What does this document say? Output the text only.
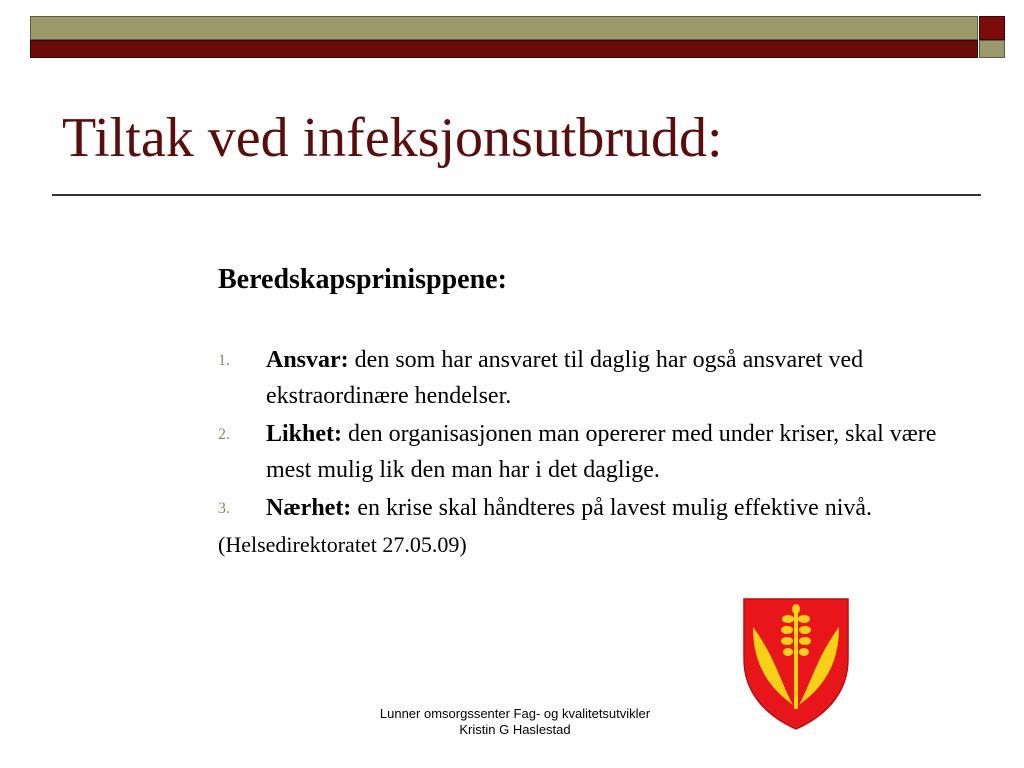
Tiltak ved infeksjonsutbrudd:
Beredskapsprinisppene:
1. Ansvar: den som har ansvaret til daglig har også ansvaret ved ekstraordinære hendelser.
2. Likhet: den organisasjonen man opererer med under kriser, skal være mest mulig lik den man har i det daglige.
3. Nærhet: en krise skal håndteres på lavest mulig effektive nivå.
(Helsedirektoratet 27.05.09)
Lunner omsorgssenter Fag- og kvalitetsutvikler
Kristin G Haslestad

▶ **Aim**: From the entries above, extract each line containing "mulig".

▶ **Task response**:
2. Likhet: den organisasjonen man opererer med under kriser, skal være mest mulig lik den man har i det daglige.
3. Nærhet: en krise skal håndteres på lavest mulig effektive nivå.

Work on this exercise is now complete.